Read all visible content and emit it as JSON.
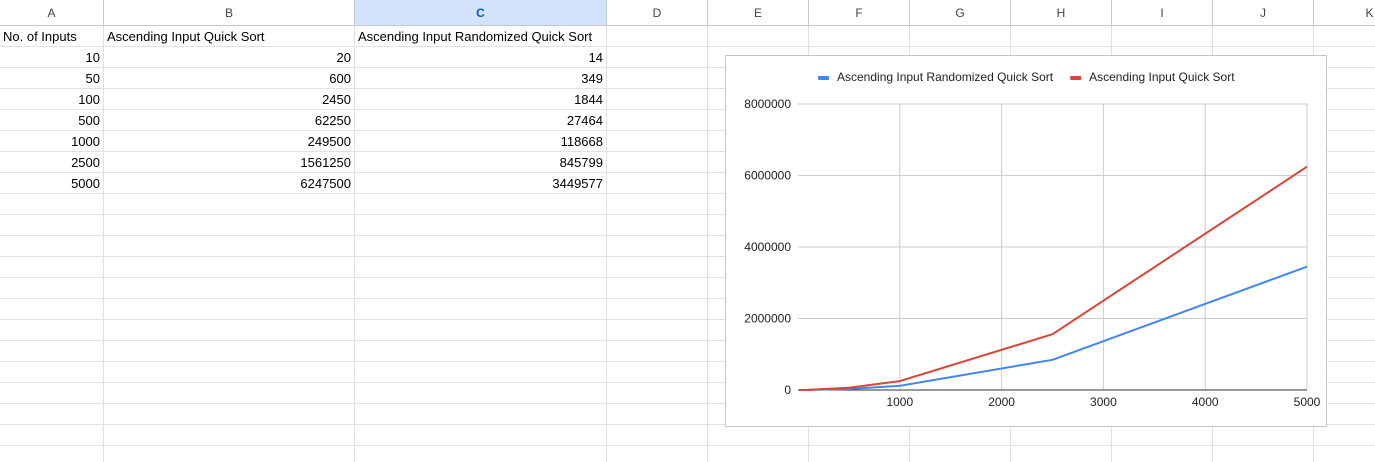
{
  "sheet": {
    "columns": [
      "A",
      "B",
      "C",
      "D",
      "E",
      "F",
      "G",
      "H",
      "I",
      "J",
      "K"
    ],
    "selected_column": "C",
    "headers": [
      "No. of Inputs",
      "Ascending Input Quick Sort",
      "Ascending Input Randomized Quick Sort"
    ],
    "rows": [
      [
        "10",
        "20",
        "14"
      ],
      [
        "50",
        "600",
        "349"
      ],
      [
        "100",
        "2450",
        "1844"
      ],
      [
        "500",
        "62250",
        "27464"
      ],
      [
        "1000",
        "249500",
        "118668"
      ],
      [
        "2500",
        "1561250",
        "845799"
      ],
      [
        "5000",
        "6247500",
        "3449577"
      ]
    ]
  },
  "chart_data": {
    "type": "line",
    "title": "",
    "xlabel": "",
    "ylabel": "",
    "x": [
      10,
      50,
      100,
      500,
      1000,
      2500,
      5000
    ],
    "series": [
      {
        "name": "Ascending Input Randomized Quick Sort",
        "color": "#4285f4",
        "values": [
          14,
          349,
          1844,
          27464,
          118668,
          845799,
          3449577
        ]
      },
      {
        "name": "Ascending Input Quick Sort",
        "color": "#db4437",
        "values": [
          20,
          600,
          2450,
          62250,
          249500,
          1561250,
          6247500
        ]
      }
    ],
    "xlim": [
      0,
      5000
    ],
    "ylim": [
      0,
      8000000
    ],
    "xticks": [
      1000,
      2000,
      3000,
      4000,
      5000
    ],
    "xtick_labels": [
      "1000",
      "2000",
      "3000",
      "4000",
      "5000"
    ],
    "yticks": [
      0,
      2000000,
      4000000,
      6000000,
      8000000
    ],
    "ytick_labels": [
      "0",
      "2000000",
      "4000000",
      "6000000",
      "8000000"
    ],
    "grid": true,
    "legend_position": "top"
  }
}
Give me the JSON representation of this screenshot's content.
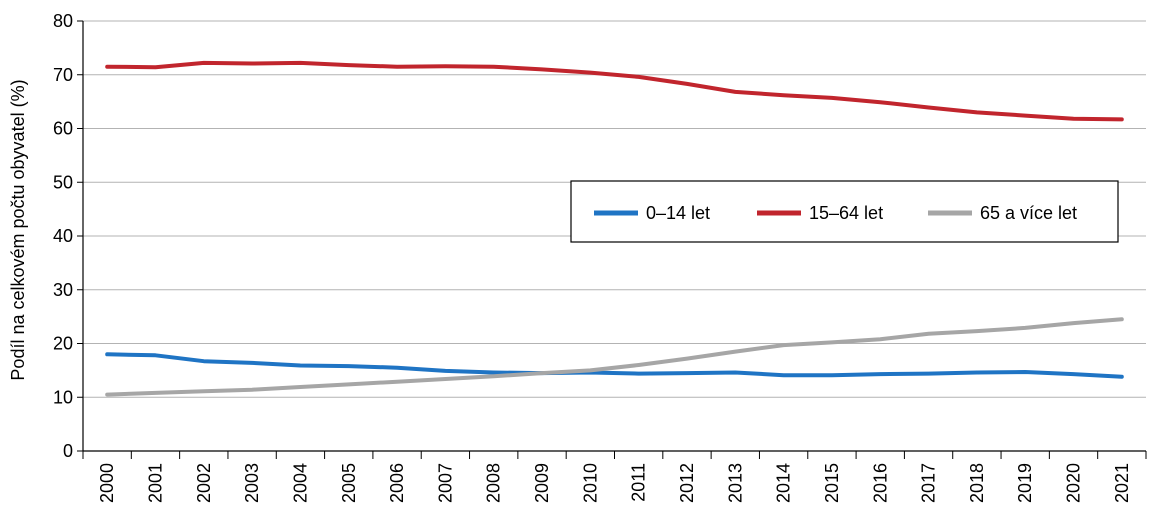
{
  "chart_data": {
    "type": "line",
    "ylabel": "Podíl na celkovém počtu obyvatel (%)",
    "ylim": [
      0,
      80
    ],
    "yticks": [
      0,
      10,
      20,
      30,
      40,
      50,
      60,
      70,
      80
    ],
    "grid": true,
    "legend_position": "center-right",
    "categories": [
      "2000",
      "2001",
      "2002",
      "2003",
      "2004",
      "2005",
      "2006",
      "2007",
      "2008",
      "2009",
      "2010",
      "2011",
      "2012",
      "2013",
      "2014",
      "2015",
      "2016",
      "2017",
      "2018",
      "2019",
      "2020",
      "2021"
    ],
    "series": [
      {
        "name": "0–14 let",
        "color": "#1f74c4",
        "values": [
          18.0,
          17.8,
          16.7,
          16.4,
          15.9,
          15.8,
          15.5,
          14.9,
          14.6,
          14.5,
          14.6,
          14.4,
          14.5,
          14.6,
          14.1,
          14.1,
          14.3,
          14.4,
          14.6,
          14.7,
          14.3,
          13.8
        ]
      },
      {
        "name": "15–64 let",
        "color": "#c1252d",
        "values": [
          71.5,
          71.4,
          72.2,
          72.1,
          72.2,
          71.8,
          71.5,
          71.6,
          71.5,
          71.0,
          70.4,
          69.6,
          68.3,
          66.8,
          66.2,
          65.7,
          64.9,
          63.9,
          63.0,
          62.4,
          61.8,
          61.7
        ]
      },
      {
        "name": "65 a více let",
        "color": "#a6a6a6",
        "values": [
          10.5,
          10.8,
          11.1,
          11.4,
          11.9,
          12.4,
          12.9,
          13.4,
          13.9,
          14.5,
          15.0,
          16.0,
          17.2,
          18.5,
          19.7,
          20.2,
          20.8,
          21.8,
          22.3,
          22.9,
          23.8,
          24.5
        ]
      }
    ]
  }
}
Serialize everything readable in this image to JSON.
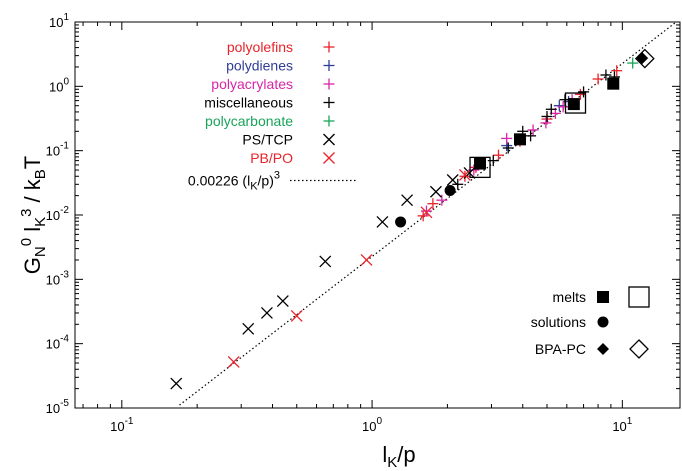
--*--
Set exercise: Could you reproduce every record above exactly, leaving out the pictures?

Response to this exercise:
Read all visible content and emit it as JSON.
{
  "sheet": {
    "columns": [
      "A",
      "B",
      "C",
      "D",
      "E",
      "F",
      "G",
      "H",
      "I",
      "J",
      "K"
    ],
    "selected_column": "C",
    "headers": [
      "No. of Inputs",
      "Ascending Input Quick Sort",
      "Ascending Input Randomized Quick Sort"
    ],
    "rows": [
      [
        "10",
        "20",
        "14"
      ],
      [
        "50",
        "600",
        "349"
      ],
      [
        "100",
        "2450",
        "1844"
      ],
      [
        "500",
        "62250",
        "27464"
      ],
      [
        "1000",
        "249500",
        "118668"
      ],
      [
        "2500",
        "1561250",
        "845799"
      ],
      [
        "5000",
        "6247500",
        "3449577"
      ]
    ]
  },
  "chart_data": {
    "type": "line",
    "title": "",
    "xlabel": "",
    "ylabel": "",
    "x": [
      10,
      50,
      100,
      500,
      1000,
      2500,
      5000
    ],
    "series": [
      {
        "name": "Ascending Input Randomized Quick Sort",
        "color": "#4285f4",
        "values": [
          14,
          349,
          1844,
          27464,
          118668,
          845799,
          3449577
        ]
      },
      {
        "name": "Ascending Input Quick Sort",
        "color": "#db4437",
        "values": [
          20,
          600,
          2450,
          62250,
          249500,
          1561250,
          6247500
        ]
      }
    ],
    "xlim": [
      0,
      5000
    ],
    "ylim": [
      0,
      8000000
    ],
    "xticks": [
      1000,
      2000,
      3000,
      4000,
      5000
    ],
    "xtick_labels": [
      "1000",
      "2000",
      "3000",
      "4000",
      "5000"
    ],
    "yticks": [
      0,
      2000000,
      4000000,
      6000000,
      8000000
    ],
    "ytick_labels": [
      "0",
      "2000000",
      "4000000",
      "6000000",
      "8000000"
    ],
    "grid": true,
    "legend_position": "top"
  }
}
Give me the JSON representation of this screenshot's content.
{
  "chart_data": {
    "type": "line",
    "ylabel": "Podíl na celkovém počtu obyvatel (%)",
    "ylim": [
      0,
      80
    ],
    "yticks": [
      0,
      10,
      20,
      30,
      40,
      50,
      60,
      70,
      80
    ],
    "grid": true,
    "legend_position": "center-right",
    "categories": [
      "2000",
      "2001",
      "2002",
      "2003",
      "2004",
      "2005",
      "2006",
      "2007",
      "2008",
      "2009",
      "2010",
      "2011",
      "2012",
      "2013",
      "2014",
      "2015",
      "2016",
      "2017",
      "2018",
      "2019",
      "2020",
      "2021"
    ],
    "series": [
      {
        "name": "0–14 let",
        "color": "#1f74c4",
        "values": [
          18.0,
          17.8,
          16.7,
          16.4,
          15.9,
          15.8,
          15.5,
          14.9,
          14.6,
          14.5,
          14.6,
          14.4,
          14.5,
          14.6,
          14.1,
          14.1,
          14.3,
          14.4,
          14.6,
          14.7,
          14.3,
          13.8
        ]
      },
      {
        "name": "15–64 let",
        "color": "#c1252d",
        "values": [
          71.5,
          71.4,
          72.2,
          72.1,
          72.2,
          71.8,
          71.5,
          71.6,
          71.5,
          71.0,
          70.4,
          69.6,
          68.3,
          66.8,
          66.2,
          65.7,
          64.9,
          63.9,
          63.0,
          62.4,
          61.8,
          61.7
        ]
      },
      {
        "name": "65 a více let",
        "color": "#a6a6a6",
        "values": [
          10.5,
          10.8,
          11.1,
          11.4,
          11.9,
          12.4,
          12.9,
          13.4,
          13.9,
          14.5,
          15.0,
          16.0,
          17.2,
          18.5,
          19.7,
          20.2,
          20.8,
          21.8,
          22.3,
          22.9,
          23.8,
          24.5
        ]
      }
    ]
  }
}
Serialize everything readable in this image to JSON.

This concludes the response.